# Weathering techniques help ?



## native (Aug 6, 2010)

Hello 

I'm new to this hobby and would like some help in finding online tutorials on how to weather,not only trains but scene as well.

Thank you


----------



## Reckers (Oct 11, 2009)

Native, welcome to the forum! Let me suggest a site for you to explore---it's not a tutorial, but I think you'll find what you need if you follow the threads. It's a forum that specializes in scratch modelling. Look at the tabs at the top and click "Search" and type in "weathering". I think you'll find a wealth of info there on it and other topics:

http://ogaugerr.infopop.cc/eve/forums/a/frm/f/3681097934

Good luck and best wishes on it!


----------



## native (Aug 6, 2010)

> **Material provided**
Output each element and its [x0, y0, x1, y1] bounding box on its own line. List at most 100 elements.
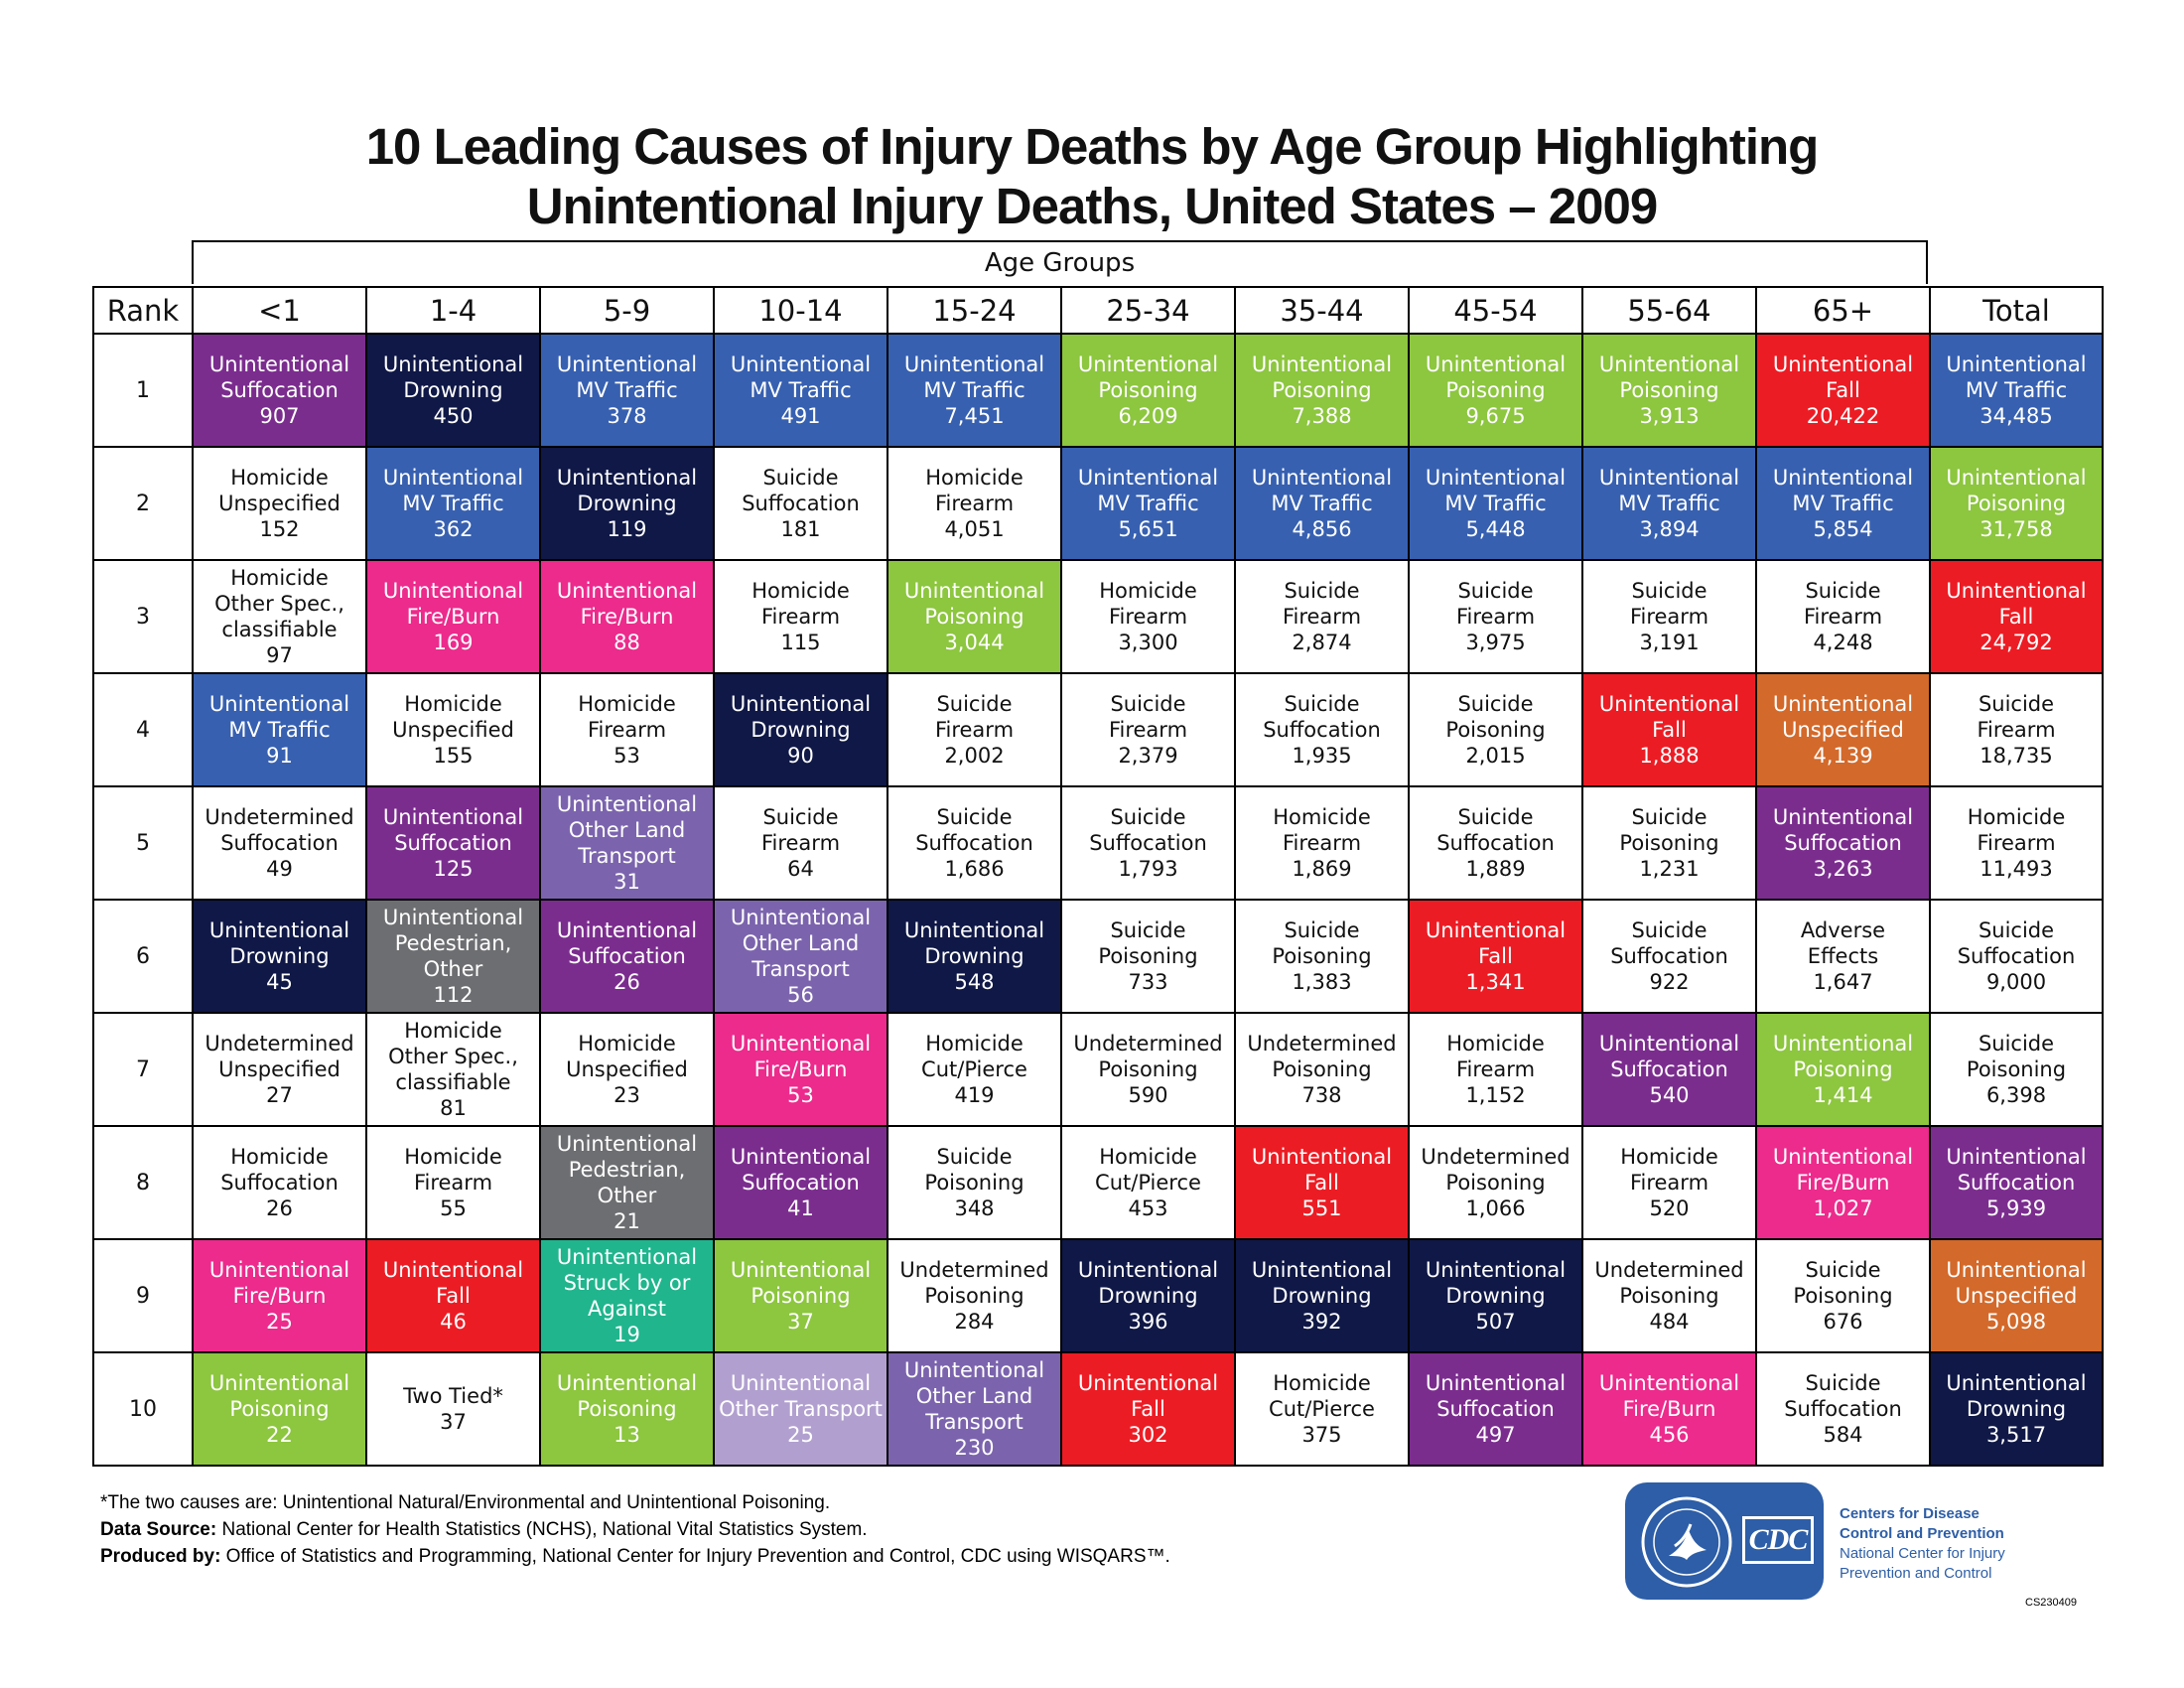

> **Written request 1**
Rewrite the weathering thread from "# Weathering techniques" to "scene as well.", putting "guides" in place of "tutorials".
> **Written request 2**
Carry on the weathering thread from the point where it stops.
The lines have no connection to the weathering thread.

> **Task response 1**
# Weathering techniques help ?



## native (Aug 6, 2010)

Hello 

I'm new to this hobby and would like some help in finding online guides on how to weather,not only trains but scene as well.

> **Task response 2**
Reckers said:


> Native, welcome to the forum! Let me suggest a site for you to explore---it's not a tutorial, but I think you'll find what you need if you follow the threads. It's a forum that specializes in scratch modelling. Look at the tabs at the top and click "Search" and type in "weathering". I think you'll find a wealth of info there on it and other topics:
> 
> http://ogaugerr.infopop.cc/eve/forums/a/frm/f/3681097934
> 
> Good luck and best wishes on it!


Great Rec thanks for the tip.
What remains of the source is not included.